Task directions :: Reproduce the entries exactly.

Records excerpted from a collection
· · ·

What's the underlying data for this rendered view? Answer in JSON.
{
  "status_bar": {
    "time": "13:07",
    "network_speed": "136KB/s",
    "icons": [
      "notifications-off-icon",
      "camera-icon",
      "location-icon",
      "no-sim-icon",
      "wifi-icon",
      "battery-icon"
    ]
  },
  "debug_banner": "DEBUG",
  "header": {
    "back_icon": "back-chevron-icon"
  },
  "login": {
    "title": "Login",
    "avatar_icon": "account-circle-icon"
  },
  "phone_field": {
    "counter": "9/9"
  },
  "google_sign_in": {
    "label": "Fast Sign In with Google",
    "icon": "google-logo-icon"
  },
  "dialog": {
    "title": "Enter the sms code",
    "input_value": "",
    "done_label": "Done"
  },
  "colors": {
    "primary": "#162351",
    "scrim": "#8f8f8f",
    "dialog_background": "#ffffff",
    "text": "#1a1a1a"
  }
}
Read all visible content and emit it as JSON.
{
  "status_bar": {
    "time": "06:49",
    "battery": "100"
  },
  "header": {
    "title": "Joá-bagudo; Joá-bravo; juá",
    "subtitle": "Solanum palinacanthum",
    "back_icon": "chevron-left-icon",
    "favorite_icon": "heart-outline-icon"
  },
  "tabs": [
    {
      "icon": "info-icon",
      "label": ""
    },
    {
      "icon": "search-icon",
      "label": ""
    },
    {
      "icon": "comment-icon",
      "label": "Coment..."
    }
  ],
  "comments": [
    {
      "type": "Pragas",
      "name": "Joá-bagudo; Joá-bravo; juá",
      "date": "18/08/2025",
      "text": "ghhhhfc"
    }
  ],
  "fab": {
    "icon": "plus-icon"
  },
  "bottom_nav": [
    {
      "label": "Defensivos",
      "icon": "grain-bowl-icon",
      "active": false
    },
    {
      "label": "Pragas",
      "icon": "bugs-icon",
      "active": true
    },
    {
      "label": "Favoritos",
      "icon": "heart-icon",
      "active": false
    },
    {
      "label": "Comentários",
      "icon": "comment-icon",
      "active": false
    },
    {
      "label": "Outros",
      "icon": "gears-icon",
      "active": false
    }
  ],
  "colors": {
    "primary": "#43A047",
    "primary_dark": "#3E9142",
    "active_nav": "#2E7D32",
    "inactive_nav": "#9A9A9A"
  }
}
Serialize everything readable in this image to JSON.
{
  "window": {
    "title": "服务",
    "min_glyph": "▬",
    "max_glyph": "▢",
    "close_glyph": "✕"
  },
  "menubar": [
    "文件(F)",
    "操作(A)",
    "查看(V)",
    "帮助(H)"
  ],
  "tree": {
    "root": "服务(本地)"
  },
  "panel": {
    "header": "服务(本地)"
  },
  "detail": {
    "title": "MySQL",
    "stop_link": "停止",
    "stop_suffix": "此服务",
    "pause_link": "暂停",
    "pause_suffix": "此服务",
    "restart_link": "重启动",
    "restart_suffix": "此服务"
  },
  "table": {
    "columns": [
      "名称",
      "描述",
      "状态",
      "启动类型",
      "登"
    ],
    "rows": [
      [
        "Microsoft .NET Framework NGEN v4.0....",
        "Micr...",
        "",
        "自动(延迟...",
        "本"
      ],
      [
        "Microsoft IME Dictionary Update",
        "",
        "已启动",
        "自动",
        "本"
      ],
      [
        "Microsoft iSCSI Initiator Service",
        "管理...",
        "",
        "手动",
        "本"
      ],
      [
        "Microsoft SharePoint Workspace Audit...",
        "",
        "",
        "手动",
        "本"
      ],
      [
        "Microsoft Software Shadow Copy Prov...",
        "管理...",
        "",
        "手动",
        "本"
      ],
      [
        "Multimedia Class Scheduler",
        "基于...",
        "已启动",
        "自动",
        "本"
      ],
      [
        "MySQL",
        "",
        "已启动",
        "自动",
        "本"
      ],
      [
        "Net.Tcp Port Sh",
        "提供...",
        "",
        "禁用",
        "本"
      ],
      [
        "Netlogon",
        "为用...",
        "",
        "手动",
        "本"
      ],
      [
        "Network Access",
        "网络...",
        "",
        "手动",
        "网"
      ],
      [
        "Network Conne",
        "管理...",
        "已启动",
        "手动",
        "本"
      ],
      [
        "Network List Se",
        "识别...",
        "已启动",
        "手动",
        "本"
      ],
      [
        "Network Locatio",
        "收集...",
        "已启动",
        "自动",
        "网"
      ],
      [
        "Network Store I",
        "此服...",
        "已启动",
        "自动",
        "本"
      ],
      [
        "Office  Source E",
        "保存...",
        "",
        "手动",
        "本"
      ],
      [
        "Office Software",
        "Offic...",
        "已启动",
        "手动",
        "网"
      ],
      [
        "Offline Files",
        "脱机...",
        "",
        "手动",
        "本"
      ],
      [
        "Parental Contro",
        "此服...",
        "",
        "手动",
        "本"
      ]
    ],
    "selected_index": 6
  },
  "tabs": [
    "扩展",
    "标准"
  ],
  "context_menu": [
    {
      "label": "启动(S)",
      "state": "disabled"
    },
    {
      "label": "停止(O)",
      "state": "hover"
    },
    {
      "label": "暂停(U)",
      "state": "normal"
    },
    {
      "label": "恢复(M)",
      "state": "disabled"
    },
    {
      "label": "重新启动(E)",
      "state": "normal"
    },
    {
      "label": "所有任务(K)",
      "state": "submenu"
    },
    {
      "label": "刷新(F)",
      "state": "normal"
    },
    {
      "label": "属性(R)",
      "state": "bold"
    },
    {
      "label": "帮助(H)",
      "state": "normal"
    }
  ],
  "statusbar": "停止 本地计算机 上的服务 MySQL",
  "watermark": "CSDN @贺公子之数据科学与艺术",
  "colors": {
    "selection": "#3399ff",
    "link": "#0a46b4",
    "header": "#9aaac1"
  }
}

· · ·

Response ::
What's the underlying data for this rendered view? Answer in JSON.
{
  "status_bar": {
    "time": "13:07",
    "network_speed": "136KB/s",
    "icons": [
      "notifications-off-icon",
      "camera-icon",
      "location-icon",
      "no-sim-icon",
      "wifi-icon",
      "battery-icon"
    ]
  },
  "debug_banner": "DEBUG",
  "header": {
    "back_icon": "back-chevron-icon"
  },
  "login": {
    "title": "Login",
    "avatar_icon": "account-circle-icon"
  },
  "phone_field": {
    "counter": "9/9"
  },
  "google_sign_in": {
    "label": "Fast Sign In with Google",
    "icon": "google-logo-icon"
  },
  "dialog": {
    "title": "Enter the sms code",
    "input_value": "",
    "done_label": "Done"
  },
  "colors": {
    "primary": "#162351",
    "scrim": "#8f8f8f",
    "dialog_background": "#ffffff",
    "text": "#1a1a1a"
  }
}
Read all visible content and emit it as JSON.
{
  "status_bar": {
    "time": "06:49",
    "battery": "100"
  },
  "header": {
    "title": "Joá-bagudo; Joá-bravo; juá",
    "subtitle": "Solanum palinacanthum",
    "back_icon": "chevron-left-icon",
    "favorite_icon": "heart-outline-icon"
  },
  "tabs": [
    {
      "icon": "info-icon",
      "label": ""
    },
    {
      "icon": "search-icon",
      "label": ""
    },
    {
      "icon": "comment-icon",
      "label": "Coment..."
    }
  ],
  "comments": [
    {
      "type": "Pragas",
      "name": "Joá-bagudo; Joá-bravo; juá",
      "date": "18/08/2025",
      "text": "ghhhhfc"
    }
  ],
  "fab": {
    "icon": "plus-icon"
  },
  "bottom_nav": [
    {
      "label": "Defensivos",
      "icon": "grain-bowl-icon",
      "active": false
    },
    {
      "label": "Pragas",
      "icon": "bugs-icon",
      "active": true
    },
    {
      "label": "Favoritos",
      "icon": "heart-icon",
      "active": false
    },
    {
      "label": "Comentários",
      "icon": "comment-icon",
      "active": false
    },
    {
      "label": "Outros",
      "icon": "gears-icon",
      "active": false
    }
  ],
  "colors": {
    "primary": "#43A047",
    "primary_dark": "#3E9142",
    "active_nav": "#2E7D32",
    "inactive_nav": "#9A9A9A"
  }
}
Serialize everything readable in this image to JSON.
{
  "window": {
    "title": "服务",
    "min_glyph": "▬",
    "max_glyph": "▢",
    "close_glyph": "✕"
  },
  "menubar": [
    "文件(F)",
    "操作(A)",
    "查看(V)",
    "帮助(H)"
  ],
  "tree": {
    "root": "服务(本地)"
  },
  "panel": {
    "header": "服务(本地)"
  },
  "detail": {
    "title": "MySQL",
    "stop_link": "停止",
    "stop_suffix": "此服务",
    "pause_link": "暂停",
    "pause_suffix": "此服务",
    "restart_link": "重启动",
    "restart_suffix": "此服务"
  },
  "table": {
    "columns": [
      "名称",
      "描述",
      "状态",
      "启动类型",
      "登"
    ],
    "rows": [
      [
        "Microsoft .NET Framework NGEN v4.0....",
        "Micr...",
        "",
        "自动(延迟...",
        "本"
      ],
      [
        "Microsoft IME Dictionary Update",
        "",
        "已启动",
        "自动",
        "本"
      ],
      [
        "Microsoft iSCSI Initiator Service",
        "管理...",
        "",
        "手动",
        "本"
      ],
      [
        "Microsoft SharePoint Workspace Audit...",
        "",
        "",
        "手动",
        "本"
      ],
      [
        "Microsoft Software Shadow Copy Prov...",
        "管理...",
        "",
        "手动",
        "本"
      ],
      [
        "Multimedia Class Scheduler",
        "基于...",
        "已启动",
        "自动",
        "本"
      ],
      [
        "MySQL",
        "",
        "已启动",
        "自动",
        "本"
      ],
      [
        "Net.Tcp Port Sh",
        "提供...",
        "",
        "禁用",
        "本"
      ],
      [
        "Netlogon",
        "为用...",
        "",
        "手动",
        "本"
      ],
      [
        "Network Access",
        "网络...",
        "",
        "手动",
        "网"
      ],
      [
        "Network Conne",
        "管理...",
        "已启动",
        "手动",
        "本"
      ],
      [
        "Network List Se",
        "识别...",
        "已启动",
        "手动",
        "本"
      ],
      [
        "Network Locatio",
        "收集...",
        "已启动",
        "自动",
        "网"
      ],
      [
        "Network Store I",
        "此服...",
        "已启动",
        "自动",
        "本"
      ],
      [
        "Office  Source E",
        "保存...",
        "",
        "手动",
        "本"
      ],
      [
        "Office Software",
        "Offic...",
        "已启动",
        "手动",
        "网"
      ],
      [
        "Offline Files",
        "脱机...",
        "",
        "手动",
        "本"
      ],
      [
        "Parental Contro",
        "此服...",
        "",
        "手动",
        "本"
      ]
    ],
    "selected_index": 6
  },
  "tabs": [
    "扩展",
    "标准"
  ],
  "context_menu": [
    {
      "label": "启动(S)",
      "state": "disabled"
    },
    {
      "label": "停止(O)",
      "state": "hover"
    },
    {
      "label": "暂停(U)",
      "state": "normal"
    },
    {
      "label": "恢复(M)",
      "state": "disabled"
    },
    {
      "label": "重新启动(E)",
      "state": "normal"
    },
    {
      "label": "所有任务(K)",
      "state": "submenu"
    },
    {
      "label": "刷新(F)",
      "state": "normal"
    },
    {
      "label": "属性(R)",
      "state": "bold"
    },
    {
      "label": "帮助(H)",
      "state": "normal"
    }
  ],
  "statusbar": "停止 本地计算机 上的服务 MySQL",
  "watermark": "CSDN @贺公子之数据科学与艺术",
  "colors": {
    "selection": "#3399ff",
    "link": "#0a46b4",
    "header": "#9aaac1"
  }
}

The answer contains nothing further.